Given problem:
Images are not part of the copy; transcribe all the data exactly.

----------

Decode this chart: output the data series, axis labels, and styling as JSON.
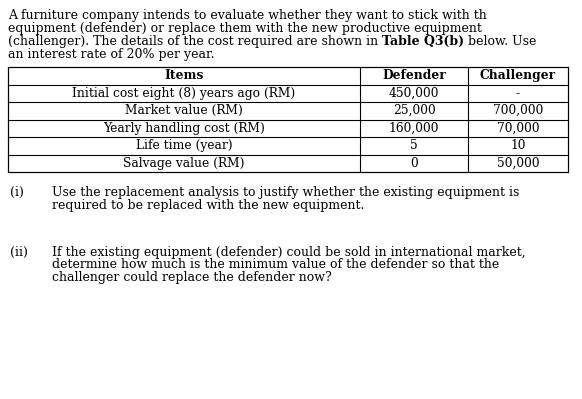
{
  "intro_lines": [
    [
      "A furniture company intends to evaluate whether they want to stick with th"
    ],
    [
      "equipment (defender) or replace them with the new productive equipment"
    ],
    [
      "(challenger). The details of the cost required are shown in ",
      "Table Q3(b)",
      " below. Use"
    ],
    [
      "an interest rate of 20% per year."
    ]
  ],
  "table_headers": [
    "Items",
    "Defender",
    "Challenger"
  ],
  "table_rows": [
    [
      "Initial cost eight (8) years ago (RM)",
      "450,000",
      "-"
    ],
    [
      "Market value (RM)",
      "25,000",
      "700,000"
    ],
    [
      "Yearly handling cost (RM)",
      "160,000",
      "70,000"
    ],
    [
      "Life time (year)",
      "5",
      "10"
    ],
    [
      "Salvage value (RM)",
      "0",
      "50,000"
    ]
  ],
  "qi_label": "(i)",
  "qi_lines": [
    "Use the replacement analysis to justify whether the existing equipment is",
    "required to be replaced with the new equipment."
  ],
  "qii_label": "(ii)",
  "qii_lines": [
    "If the existing equipment (defender) could be sold in international market,",
    "determine how much is the minimum value of the defender so that the",
    "challenger could replace the defender now?"
  ],
  "bg_color": "#ffffff",
  "text_color": "#000000",
  "font_size": 9.0,
  "table_font_size": 8.8
}
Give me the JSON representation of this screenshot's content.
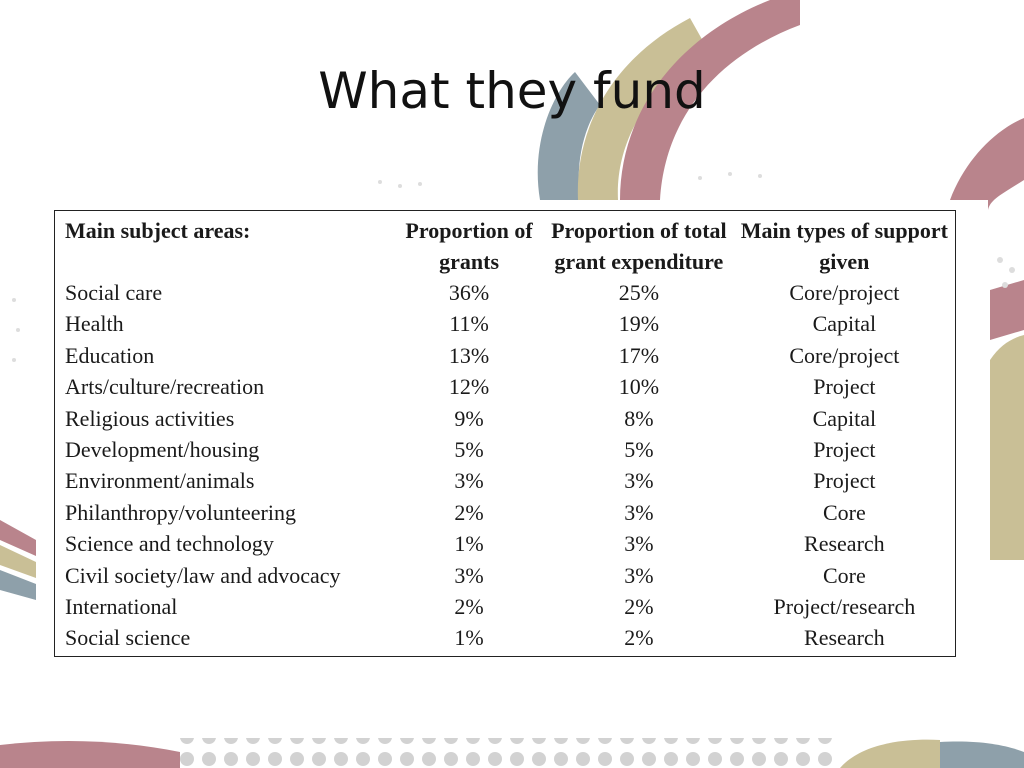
{
  "slide": {
    "title": "What they fund"
  },
  "table": {
    "headers": [
      "Main subject areas:",
      "Proportion of grants",
      "Proportion of total grant expenditure",
      "Main types of support given"
    ],
    "rows": [
      [
        "Social care",
        "36%",
        "25%",
        "Core/project"
      ],
      [
        "Health",
        "11%",
        "19%",
        "Capital"
      ],
      [
        "Education",
        "13%",
        "17%",
        "Core/project"
      ],
      [
        "Arts/culture/recreation",
        "12%",
        "10%",
        "Project"
      ],
      [
        "Religious activities",
        "9%",
        "8%",
        "Capital"
      ],
      [
        "Development/housing",
        "5%",
        "5%",
        "Project"
      ],
      [
        "Environment/animals",
        "3%",
        "3%",
        "Project"
      ],
      [
        "Philanthropy/volunteering",
        "2%",
        "3%",
        "Core"
      ],
      [
        "Science and technology",
        "1%",
        "3%",
        "Research"
      ],
      [
        "Civil society/law and advocacy",
        "3%",
        "3%",
        "Core"
      ],
      [
        "International",
        "2%",
        "2%",
        "Project/research"
      ],
      [
        "Social science",
        "1%",
        "2%",
        "Research"
      ]
    ]
  },
  "colors": {
    "arc_pink": "#b9848c",
    "arc_tan": "#c9bf96",
    "arc_blue": "#8ea0aa",
    "dots": "#d2d2d2"
  }
}
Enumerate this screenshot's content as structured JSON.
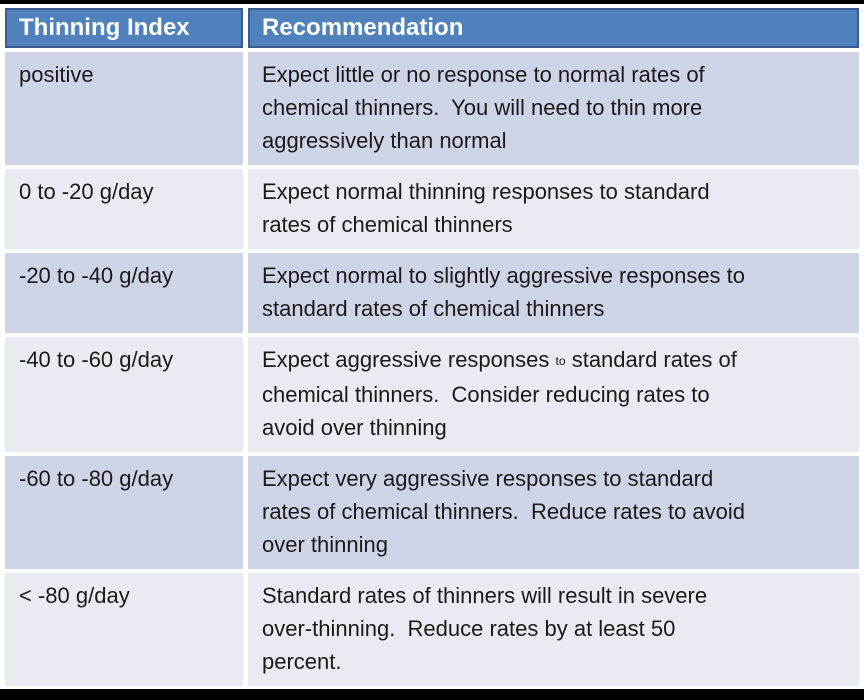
{
  "colors": {
    "header_bg": "#4F81BD",
    "header_border": "#3A5F8F",
    "band_dark": "#CED4E6",
    "band_light": "#E9EBF3",
    "body_text": "#1a1a1a",
    "header_text": "#ffffff"
  },
  "table": {
    "headers": [
      "Thinning Index",
      "Recommendation"
    ],
    "rows": [
      {
        "index": "positive",
        "recommendation": "Expect little or no response to normal rates of\nchemical thinners.  You will need to thin more\naggressively than normal"
      },
      {
        "index": "0 to -20 g/day",
        "recommendation": "Expect normal thinning responses to standard\nrates of chemical thinners"
      },
      {
        "index": "-20 to -40 g/day",
        "recommendation": "Expect normal to slightly aggressive responses to\nstandard rates of chemical thinners"
      },
      {
        "index": "-40 to -60 g/day",
        "rec_parts": [
          "Expect aggressive responses ",
          "to",
          " standard rates of\nchemical thinners.  Consider reducing rates to\navoid over thinning"
        ]
      },
      {
        "index": "-60 to -80 g/day",
        "recommendation": "Expect very aggressive responses to standard\nrates of chemical thinners.  Reduce rates to avoid\nover thinning"
      },
      {
        "index": "< -80 g/day",
        "recommendation": "Standard rates of thinners will result in severe\nover-thinning.  Reduce rates by at least 50\npercent."
      }
    ]
  }
}
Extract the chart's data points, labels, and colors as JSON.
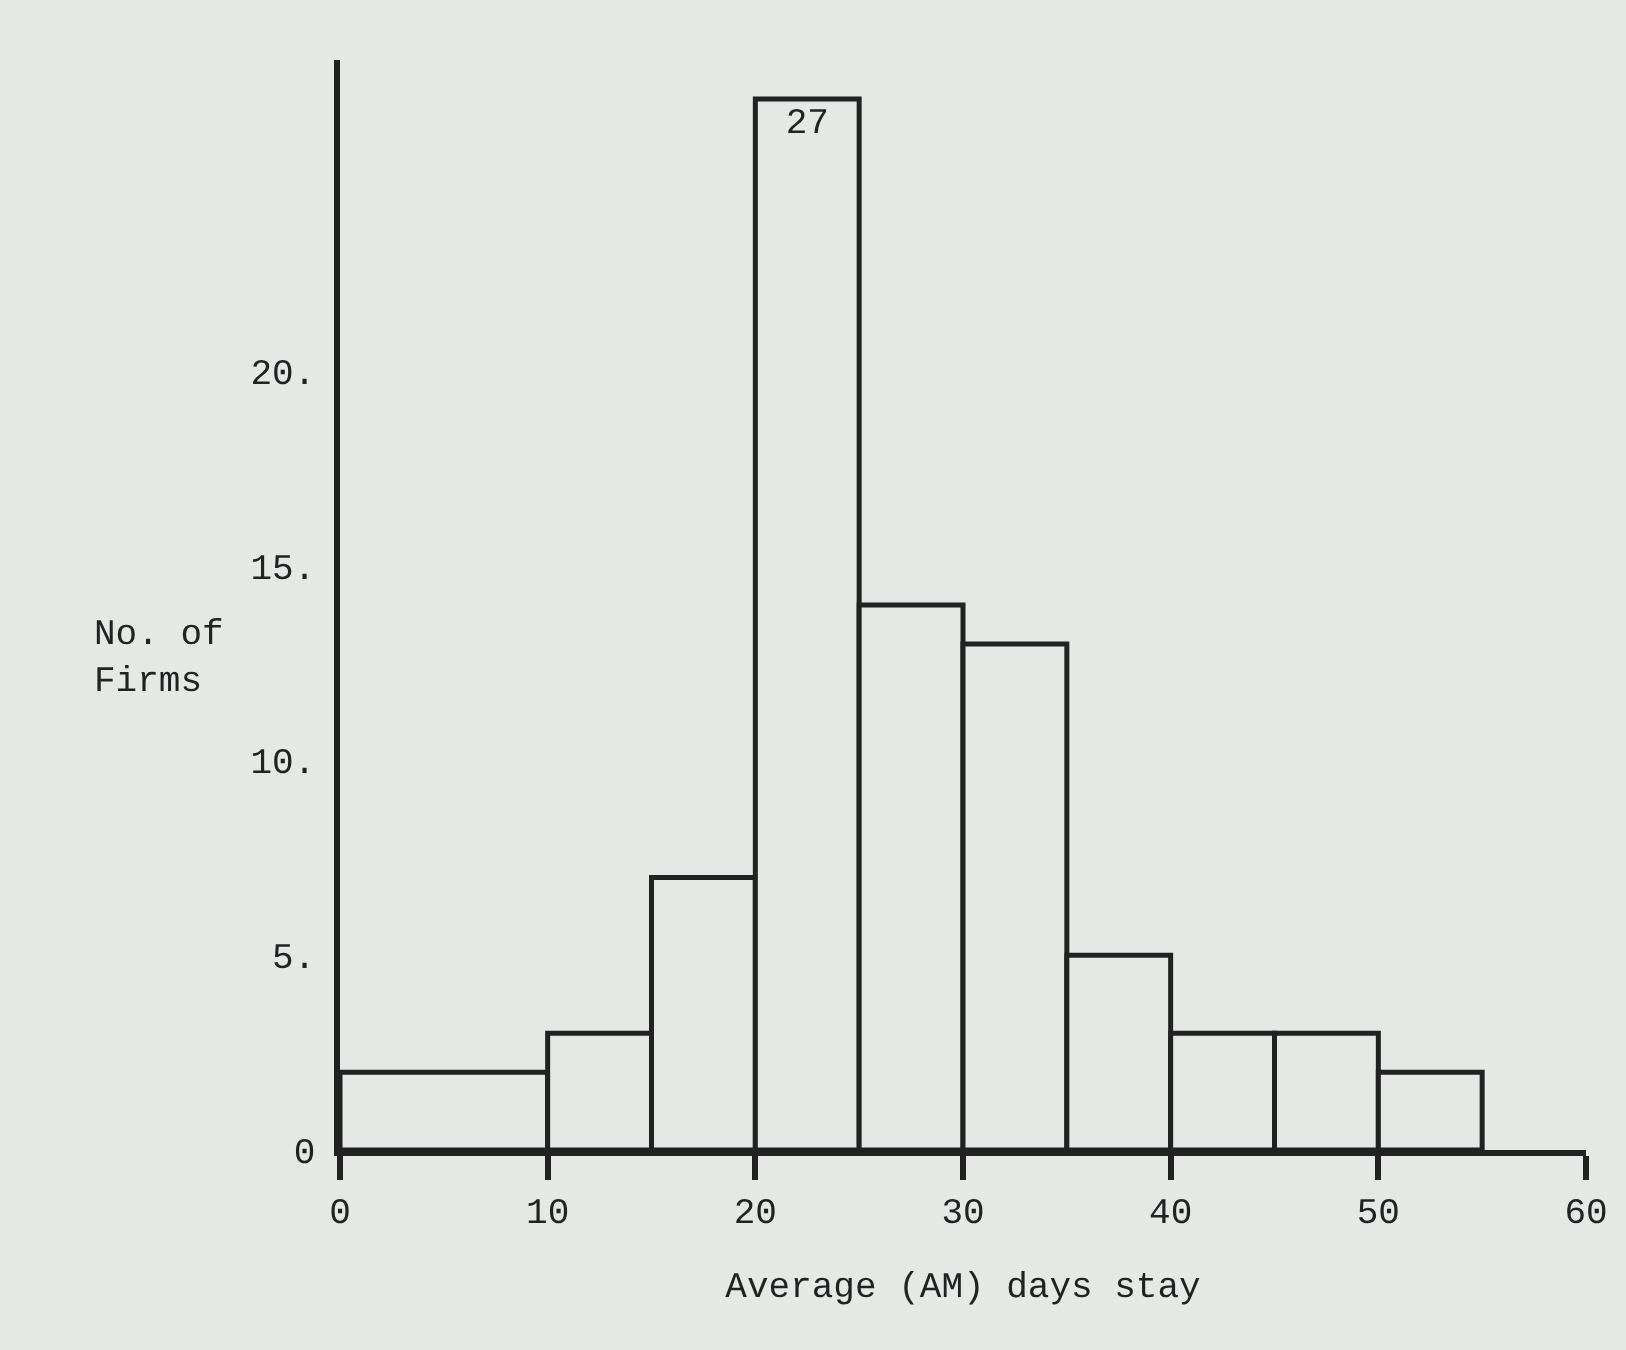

----------

Solution below:
Decode this chart: output the data series, axis labels, and styling as JSON.
{
  "intro_lines": [
    [
      "A furniture company intends to evaluate whether they want to stick with th"
    ],
    [
      "equipment (defender) or replace them with the new productive equipment"
    ],
    [
      "(challenger). The details of the cost required are shown in ",
      "Table Q3(b)",
      " below. Use"
    ],
    [
      "an interest rate of 20% per year."
    ]
  ],
  "table_headers": [
    "Items",
    "Defender",
    "Challenger"
  ],
  "table_rows": [
    [
      "Initial cost eight (8) years ago (RM)",
      "450,000",
      "-"
    ],
    [
      "Market value (RM)",
      "25,000",
      "700,000"
    ],
    [
      "Yearly handling cost (RM)",
      "160,000",
      "70,000"
    ],
    [
      "Life time (year)",
      "5",
      "10"
    ],
    [
      "Salvage value (RM)",
      "0",
      "50,000"
    ]
  ],
  "qi_label": "(i)",
  "qi_lines": [
    "Use the replacement analysis to justify whether the existing equipment is",
    "required to be replaced with the new equipment."
  ],
  "qii_label": "(ii)",
  "qii_lines": [
    "If the existing equipment (defender) could be sold in international market,",
    "determine how much is the minimum value of the defender so that the",
    "challenger could replace the defender now?"
  ],
  "bg_color": "#ffffff",
  "text_color": "#000000",
  "font_size": 9.0,
  "table_font_size": 8.8
}
Give me the JSON representation of this screenshot's content.
{
  "slide": {
    "title": "What they fund"
  },
  "table": {
    "headers": [
      "Main subject areas:",
      "Proportion of grants",
      "Proportion of total grant expenditure",
      "Main types of support given"
    ],
    "rows": [
      [
        "Social care",
        "36%",
        "25%",
        "Core/project"
      ],
      [
        "Health",
        "11%",
        "19%",
        "Capital"
      ],
      [
        "Education",
        "13%",
        "17%",
        "Core/project"
      ],
      [
        "Arts/culture/recreation",
        "12%",
        "10%",
        "Project"
      ],
      [
        "Religious activities",
        "9%",
        "8%",
        "Capital"
      ],
      [
        "Development/housing",
        "5%",
        "5%",
        "Project"
      ],
      [
        "Environment/animals",
        "3%",
        "3%",
        "Project"
      ],
      [
        "Philanthropy/volunteering",
        "2%",
        "3%",
        "Core"
      ],
      [
        "Science and technology",
        "1%",
        "3%",
        "Research"
      ],
      [
        "Civil society/law and advocacy",
        "3%",
        "3%",
        "Core"
      ],
      [
        "International",
        "2%",
        "2%",
        "Project/research"
      ],
      [
        "Social science",
        "1%",
        "2%",
        "Research"
      ]
    ]
  },
  "colors": {
    "arc_pink": "#b9848c",
    "arc_tan": "#c9bf96",
    "arc_blue": "#8ea0aa",
    "dots": "#d2d2d2"
  }
}
Enumerate this screenshot's content as structured JSON.
{
  "colors": {
    "header_bg": "#4F81BD",
    "header_border": "#3A5F8F",
    "band_dark": "#CED4E6",
    "band_light": "#E9EBF3",
    "body_text": "#1a1a1a",
    "header_text": "#ffffff"
  },
  "table": {
    "headers": [
      "Thinning Index",
      "Recommendation"
    ],
    "rows": [
      {
        "index": "positive",
        "recommendation": "Expect little or no response to normal rates of\nchemical thinners.  You will need to thin more\naggressively than normal"
      },
      {
        "index": "0 to -20 g/day",
        "recommendation": "Expect normal thinning responses to standard\nrates of chemical thinners"
      },
      {
        "index": "-20 to -40 g/day",
        "recommendation": "Expect normal to slightly aggressive responses to\nstandard rates of chemical thinners"
      },
      {
        "index": "-40 to -60 g/day",
        "rec_parts": [
          "Expect aggressive responses ",
          "to",
          " standard rates of\nchemical thinners.  Consider reducing rates to\navoid over thinning"
        ]
      },
      {
        "index": "-60 to -80 g/day",
        "recommendation": "Expect very aggressive responses to standard\nrates of chemical thinners.  Reduce rates to avoid\nover thinning"
      },
      {
        "index": "< -80 g/day",
        "recommendation": "Standard rates of thinners will result in severe\nover-thinning.  Reduce rates by at least 50\npercent."
      }
    ]
  }
}
Extract the chart's data points, labels, and colors as JSON.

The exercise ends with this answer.